[Records]

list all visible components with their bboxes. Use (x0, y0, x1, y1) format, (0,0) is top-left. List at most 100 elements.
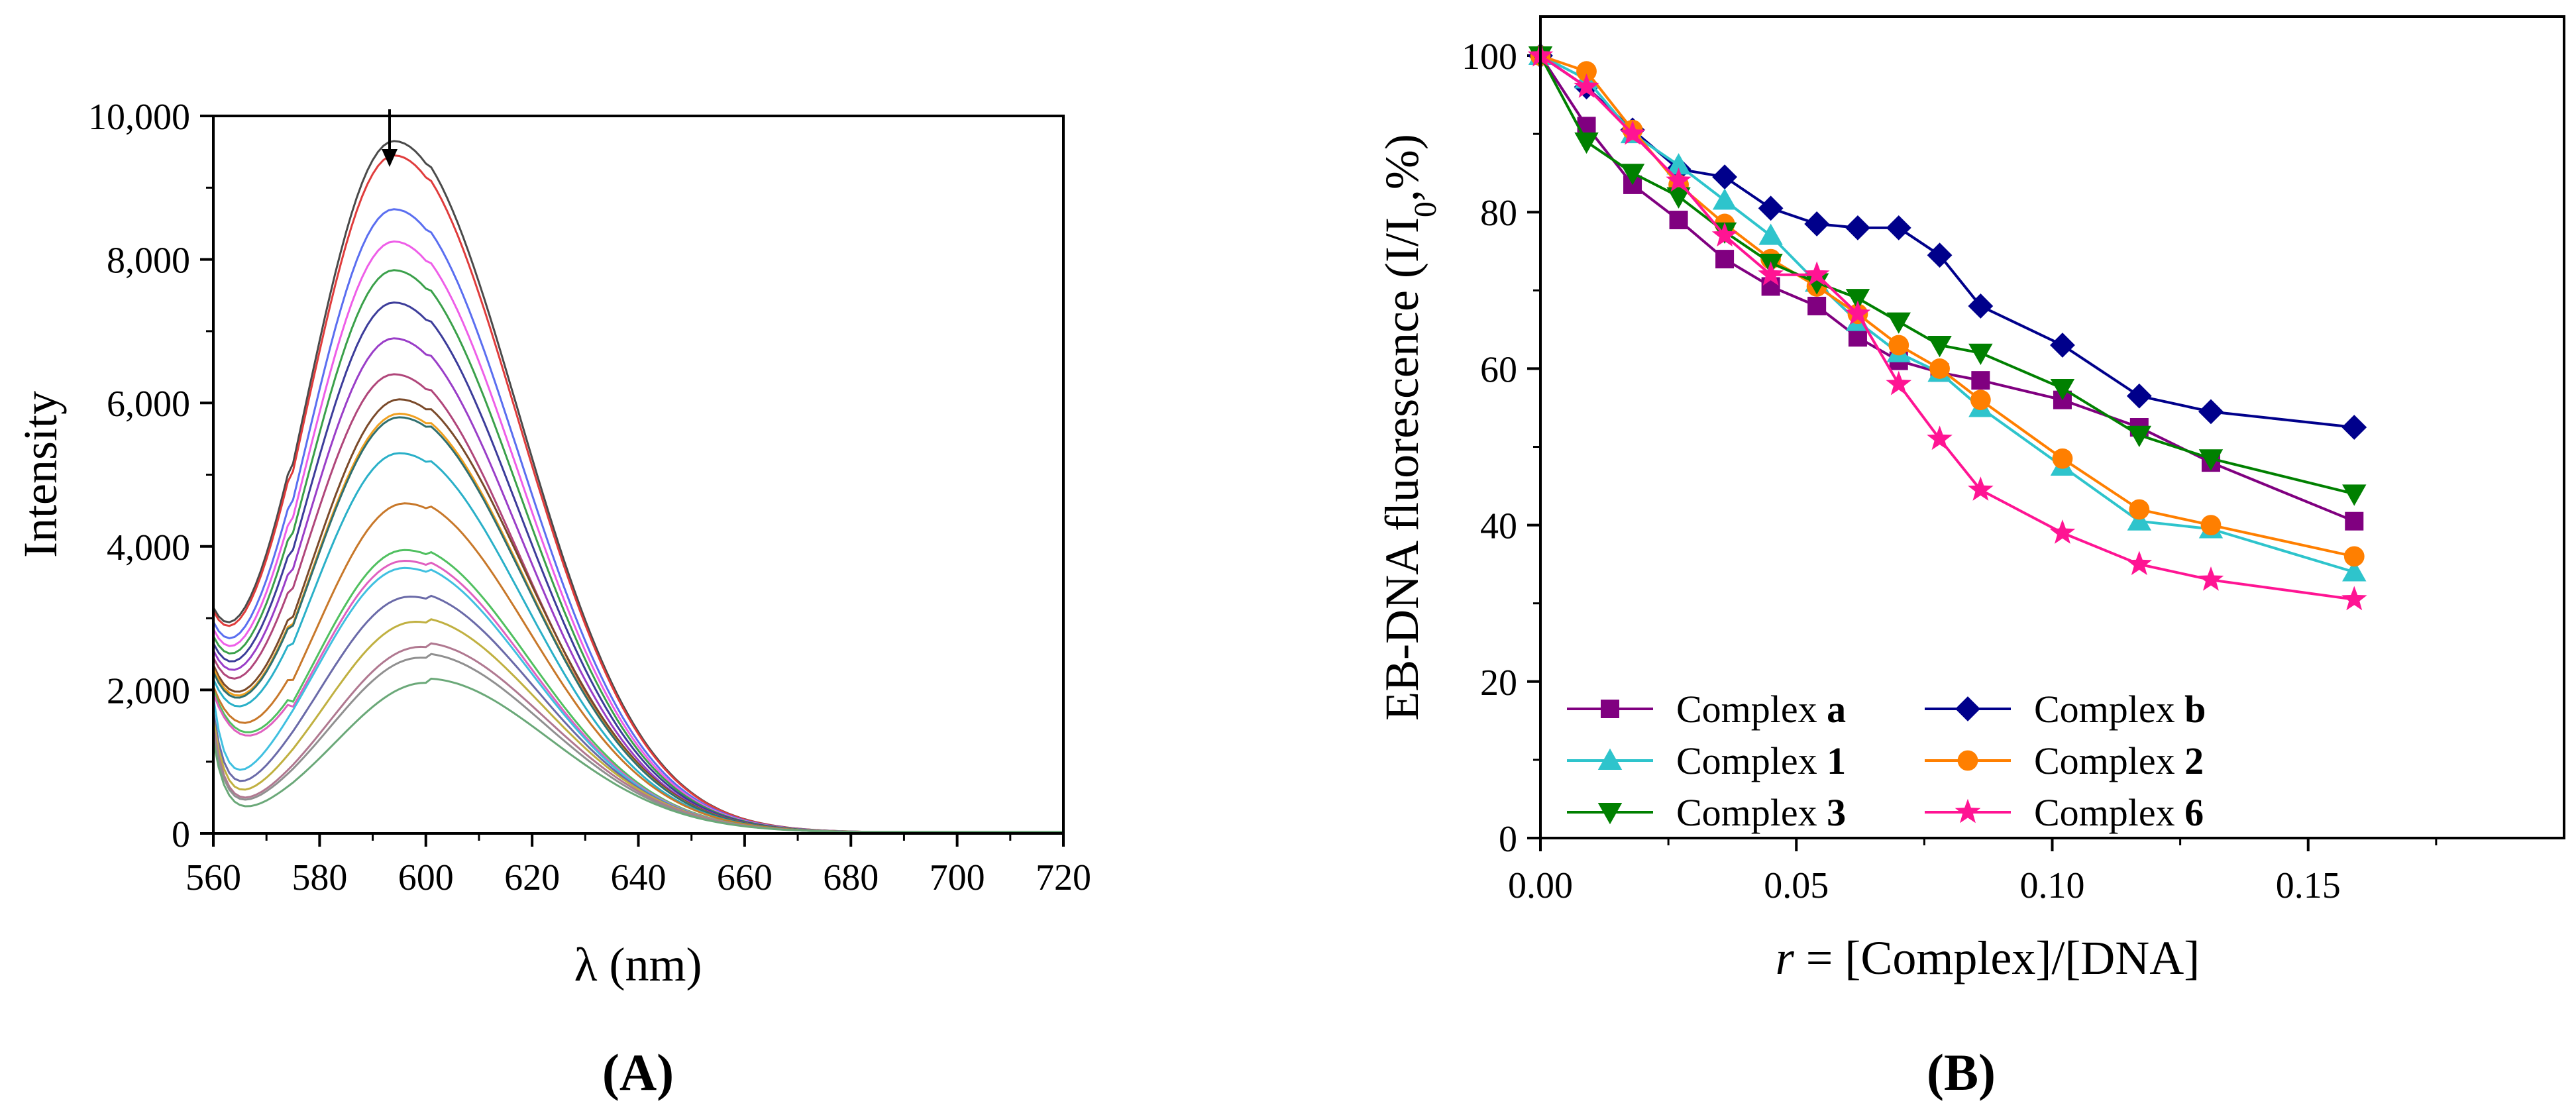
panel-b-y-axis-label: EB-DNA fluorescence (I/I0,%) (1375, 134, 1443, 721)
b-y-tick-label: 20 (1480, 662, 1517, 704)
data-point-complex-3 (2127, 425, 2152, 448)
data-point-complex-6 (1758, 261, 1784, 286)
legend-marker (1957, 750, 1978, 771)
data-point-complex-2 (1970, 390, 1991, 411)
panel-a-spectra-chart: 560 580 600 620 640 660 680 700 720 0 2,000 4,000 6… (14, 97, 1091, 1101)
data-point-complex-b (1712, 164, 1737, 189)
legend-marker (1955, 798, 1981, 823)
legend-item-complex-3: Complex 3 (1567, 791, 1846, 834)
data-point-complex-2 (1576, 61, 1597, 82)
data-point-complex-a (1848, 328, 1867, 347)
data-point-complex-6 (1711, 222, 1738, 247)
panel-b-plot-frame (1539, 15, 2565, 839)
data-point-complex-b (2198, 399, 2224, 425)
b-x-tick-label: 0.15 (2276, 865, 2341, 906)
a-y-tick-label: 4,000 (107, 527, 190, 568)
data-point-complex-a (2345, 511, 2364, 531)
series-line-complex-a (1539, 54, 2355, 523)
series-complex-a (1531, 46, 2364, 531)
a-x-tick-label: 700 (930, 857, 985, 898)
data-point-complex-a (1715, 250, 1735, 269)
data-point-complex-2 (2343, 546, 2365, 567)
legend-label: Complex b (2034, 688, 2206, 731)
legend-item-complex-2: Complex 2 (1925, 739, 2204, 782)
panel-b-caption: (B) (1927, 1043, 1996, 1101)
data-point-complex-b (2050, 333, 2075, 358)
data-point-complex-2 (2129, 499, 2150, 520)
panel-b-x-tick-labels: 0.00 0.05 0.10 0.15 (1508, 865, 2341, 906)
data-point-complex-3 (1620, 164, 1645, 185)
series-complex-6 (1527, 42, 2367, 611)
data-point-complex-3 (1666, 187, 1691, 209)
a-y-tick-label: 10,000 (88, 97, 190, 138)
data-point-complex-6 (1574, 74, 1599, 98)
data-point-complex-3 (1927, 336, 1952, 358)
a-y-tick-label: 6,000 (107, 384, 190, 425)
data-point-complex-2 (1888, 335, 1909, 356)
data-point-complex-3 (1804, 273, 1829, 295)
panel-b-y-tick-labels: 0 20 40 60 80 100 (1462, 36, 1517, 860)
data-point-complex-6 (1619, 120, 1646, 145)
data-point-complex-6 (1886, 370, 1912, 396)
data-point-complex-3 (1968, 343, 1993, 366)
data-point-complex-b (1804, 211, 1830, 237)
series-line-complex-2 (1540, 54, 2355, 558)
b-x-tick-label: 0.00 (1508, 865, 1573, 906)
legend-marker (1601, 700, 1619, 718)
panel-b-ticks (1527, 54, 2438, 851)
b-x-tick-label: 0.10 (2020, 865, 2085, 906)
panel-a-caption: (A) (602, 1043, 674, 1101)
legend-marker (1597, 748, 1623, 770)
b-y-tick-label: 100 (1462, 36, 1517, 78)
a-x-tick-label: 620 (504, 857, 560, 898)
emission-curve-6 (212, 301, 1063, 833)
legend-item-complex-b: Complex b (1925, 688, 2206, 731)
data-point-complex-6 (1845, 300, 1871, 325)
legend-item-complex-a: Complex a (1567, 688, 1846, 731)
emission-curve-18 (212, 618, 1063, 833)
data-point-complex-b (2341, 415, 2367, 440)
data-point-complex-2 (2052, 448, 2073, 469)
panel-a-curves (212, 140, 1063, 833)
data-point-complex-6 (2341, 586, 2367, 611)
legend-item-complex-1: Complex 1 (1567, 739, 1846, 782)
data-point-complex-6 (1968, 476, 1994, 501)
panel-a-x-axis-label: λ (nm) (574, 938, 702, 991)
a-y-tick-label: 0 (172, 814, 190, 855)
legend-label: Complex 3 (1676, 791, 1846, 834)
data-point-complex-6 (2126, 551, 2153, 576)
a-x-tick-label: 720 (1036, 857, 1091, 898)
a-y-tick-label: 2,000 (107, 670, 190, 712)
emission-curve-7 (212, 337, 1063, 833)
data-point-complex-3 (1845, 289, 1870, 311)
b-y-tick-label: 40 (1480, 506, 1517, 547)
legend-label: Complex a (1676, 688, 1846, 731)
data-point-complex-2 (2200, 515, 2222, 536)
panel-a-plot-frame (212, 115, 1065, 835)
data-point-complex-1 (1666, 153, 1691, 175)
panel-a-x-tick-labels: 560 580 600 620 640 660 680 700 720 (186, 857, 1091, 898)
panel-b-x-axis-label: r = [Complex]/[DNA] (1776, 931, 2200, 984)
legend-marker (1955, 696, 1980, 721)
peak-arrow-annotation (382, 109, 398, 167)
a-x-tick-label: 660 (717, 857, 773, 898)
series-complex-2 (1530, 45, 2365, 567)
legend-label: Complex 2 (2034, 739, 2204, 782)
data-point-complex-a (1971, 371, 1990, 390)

* Problem requirements *
Copy out the material above line for line, exactly as it stands, omitting any pictures.

* Response to this task *
list all visible components with their bboxes. Use (x0, y0, x1, y1) format, (0,0) is top-left. List at most 100 elements.
panel-b-y-axis-label: EB-DNA fluorescence (I/I0,%) (1375, 134, 1443, 721)
b-y-tick-label: 20 (1480, 662, 1517, 704)
data-point-complex-3 (2127, 425, 2152, 448)
data-point-complex-6 (1758, 261, 1784, 286)
legend-marker (1957, 750, 1978, 771)
data-point-complex-2 (1970, 390, 1991, 411)
panel-a-spectra-chart: 560 580 600 620 640 660 680 700 720 0 2,000 4,000 6… (14, 97, 1091, 1101)
data-point-complex-b (1712, 164, 1737, 189)
legend-marker (1955, 798, 1981, 823)
legend-item-complex-3: Complex 3 (1567, 791, 1846, 834)
data-point-complex-2 (1576, 61, 1597, 82)
data-point-complex-a (1848, 328, 1867, 347)
data-point-complex-6 (1711, 222, 1738, 247)
panel-b-plot-frame (1539, 15, 2565, 839)
data-point-complex-b (2198, 399, 2224, 425)
b-x-tick-label: 0.15 (2276, 865, 2341, 906)
a-y-tick-label: 4,000 (107, 527, 190, 568)
data-point-complex-a (2345, 511, 2364, 531)
series-line-complex-a (1539, 54, 2355, 523)
series-complex-a (1531, 46, 2364, 531)
a-x-tick-label: 700 (930, 857, 985, 898)
data-point-complex-a (1715, 250, 1735, 269)
data-point-complex-2 (2343, 546, 2365, 567)
legend-label: Complex b (2034, 688, 2206, 731)
legend-item-complex-2: Complex 2 (1925, 739, 2204, 782)
panel-b-caption: (B) (1927, 1043, 1996, 1101)
data-point-complex-b (2050, 333, 2075, 358)
data-point-complex-2 (2129, 499, 2150, 520)
panel-b-x-tick-labels: 0.00 0.05 0.10 0.15 (1508, 865, 2341, 906)
data-point-complex-3 (1620, 164, 1645, 185)
series-complex-6 (1527, 42, 2367, 611)
data-point-complex-3 (1666, 187, 1691, 209)
a-y-tick-label: 10,000 (88, 97, 190, 138)
data-point-complex-6 (1574, 74, 1599, 98)
data-point-complex-3 (1927, 336, 1952, 358)
a-y-tick-label: 6,000 (107, 384, 190, 425)
data-point-complex-2 (1888, 335, 1909, 356)
data-point-complex-3 (1804, 273, 1829, 295)
panel-b-y-tick-labels: 0 20 40 60 80 100 (1462, 36, 1517, 860)
data-point-complex-6 (1619, 120, 1646, 145)
data-point-complex-6 (1886, 370, 1912, 396)
data-point-complex-3 (1968, 343, 1993, 366)
data-point-complex-b (1804, 211, 1830, 237)
series-line-complex-2 (1540, 54, 2355, 558)
b-x-tick-label: 0.00 (1508, 865, 1573, 906)
legend-marker (1601, 700, 1619, 718)
panel-b-ticks (1527, 54, 2438, 851)
b-x-tick-label: 0.10 (2020, 865, 2085, 906)
panel-a-caption: (A) (602, 1043, 674, 1101)
legend-marker (1597, 748, 1623, 770)
b-y-tick-label: 100 (1462, 36, 1517, 78)
a-x-tick-label: 620 (504, 857, 560, 898)
emission-curve-6 (212, 301, 1063, 833)
legend-item-complex-b: Complex b (1925, 688, 2206, 731)
data-point-complex-6 (1845, 300, 1871, 325)
legend-item-complex-a: Complex a (1567, 688, 1846, 731)
emission-curve-18 (212, 618, 1063, 833)
data-point-complex-b (2341, 415, 2367, 440)
data-point-complex-2 (2052, 448, 2073, 469)
panel-a-curves (212, 140, 1063, 833)
data-point-complex-6 (2341, 586, 2367, 611)
legend-item-complex-1: Complex 1 (1567, 739, 1846, 782)
data-point-complex-6 (1968, 476, 1994, 501)
panel-a-x-axis-label: λ (nm) (574, 938, 702, 991)
a-y-tick-label: 0 (172, 814, 190, 855)
legend-label: Complex 3 (1676, 791, 1846, 834)
data-point-complex-6 (2126, 551, 2153, 576)
a-x-tick-label: 720 (1036, 857, 1091, 898)
a-y-tick-label: 2,000 (107, 670, 190, 712)
emission-curve-7 (212, 337, 1063, 833)
data-point-complex-3 (1845, 289, 1870, 311)
b-y-tick-label: 40 (1480, 506, 1517, 547)
legend-label: Complex a (1676, 688, 1846, 731)
data-point-complex-2 (2200, 515, 2222, 536)
panel-a-plot-frame (212, 115, 1065, 835)
data-point-complex-1 (1666, 153, 1691, 175)
panel-a-x-tick-labels: 560 580 600 620 640 660 680 700 720 (186, 857, 1091, 898)
panel-b-x-axis-label: r = [Complex]/[DNA] (1776, 931, 2200, 984)
legend-marker (1955, 696, 1980, 721)
peak-arrow-annotation (382, 109, 398, 167)
a-x-tick-label: 660 (717, 857, 773, 898)
series-complex-2 (1530, 45, 2365, 567)
legend-label: Complex 2 (2034, 739, 2204, 782)
data-point-complex-a (1971, 371, 1990, 390)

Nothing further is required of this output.